**Exercise**
List all lines in the material below that contain "MORNING".

**Record set**

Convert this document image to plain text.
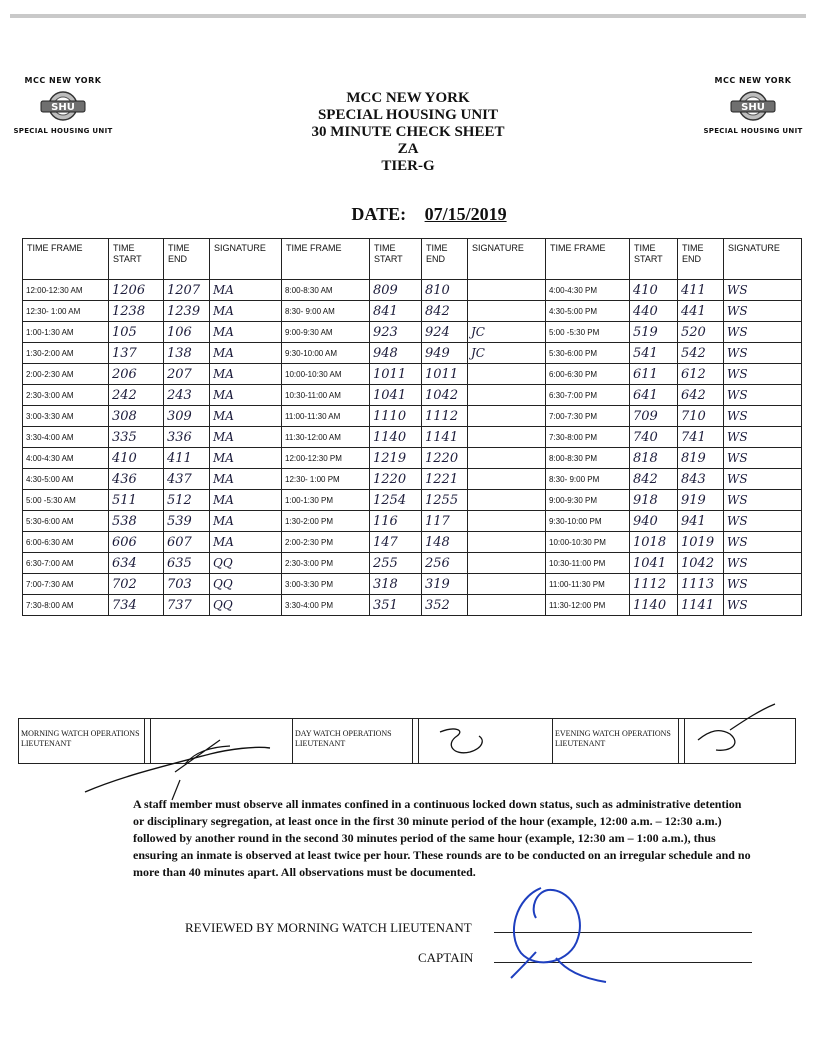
MCC NEW YORK
SHU
SPECIAL HOUSING UNIT
MCC NEW YORK
SHU
SPECIAL HOUSING UNIT
MCC NEW YORK
SPECIAL HOUSING UNIT
30 MINUTE CHECK SHEET
ZA
TIER-G
DATE: 07/15/2019
TIME FRAME	TIME START	TIME END	SIGNATURE	TIME FRAME	TIME START	TIME END	SIGNATURE	TIME FRAME	TIME START	TIME END	SIGNATURE
12:00-12:30 AM	1206	1207	MA	8:00-8:30 AM	809	810		4:00-4:30 PM	410	411	WS
12:30- 1:00 AM	1238	1239	MA	8:30- 9:00 AM	841	842		4:30-5:00 PM	440	441	WS
1:00-1:30 AM	105	106	MA	9:00-9:30 AM	923	924	JC	5:00 -5:30 PM	519	520	WS
1:30-2:00 AM	137	138	MA	9:30-10:00 AM	948	949	JC	5:30-6:00 PM	541	542	WS
2:00-2:30 AM	206	207	MA	10:00-10:30 AM	1011	1011		6:00-6:30 PM	611	612	WS
2:30-3:00 AM	242	243	MA	10:30-11:00 AM	1041	1042		6:30-7:00 PM	641	642	WS
3:00-3:30 AM	308	309	MA	11:00-11:30 AM	1110	1112		7:00-7:30 PM	709	710	WS
3:30-4:00 AM	335	336	MA	11:30-12:00 AM	1140	1141		7:30-8:00 PM	740	741	WS
4:00-4:30 AM	410	411	MA	12:00-12:30 PM	1219	1220		8:00-8:30 PM	818	819	WS
4:30-5:00 AM	436	437	MA	12:30- 1:00 PM	1220	1221		8:30- 9:00 PM	842	843	WS
5:00 -5:30 AM	511	512	MA	1:00-1:30 PM	1254	1255		9:00-9:30 PM	918	919	WS
5:30-6:00 AM	538	539	MA	1:30-2:00 PM	116	117		9:30-10:00 PM	940	941	WS
6:00-6:30 AM	606	607	MA	2:00-2:30 PM	147	148		10:00-10:30 PM	1018	1019	WS
6:30-7:00 AM	634	635	QQ	2:30-3:00 PM	255	256		10:30-11:00 PM	1041	1042	WS
7:00-7:30 AM	702	703	QQ	3:00-3:30 PM	318	319		11:00-11:30 PM	1112	1113	WS
7:30-8:00 AM	734	737	QQ	3:30-4:00 PM	351	352		11:30-12:00 PM	1140	1141	WS
MORNING WATCH OPERATIONS LIEUTENANT
DAY WATCH OPERATIONS LIEUTENANT
EVENING WATCH OPERATIONS LIEUTENANT
A staff member must observe all inmates confined in a continuous locked down status, such as administrative detention or disciplinary segregation, at least once in the first 30 minute period of the hour (example, 12:00 a.m. – 12:30 a.m.) followed by another round in the second 30 minutes period of the same hour (example, 12:30 am – 1:00 a.m.), thus ensuring an inmate is observed at least twice per hour. These rounds are to be conducted on an irregular schedule and no more than 40 minutes apart. All observations must be documented.
REVIEWED BY MORNING WATCH LIEUTENANT
CAPTAIN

**Answer to the problem**
MORNING WATCH OPERATIONS LIEUTENANT
REVIEWED BY MORNING WATCH LIEUTENANT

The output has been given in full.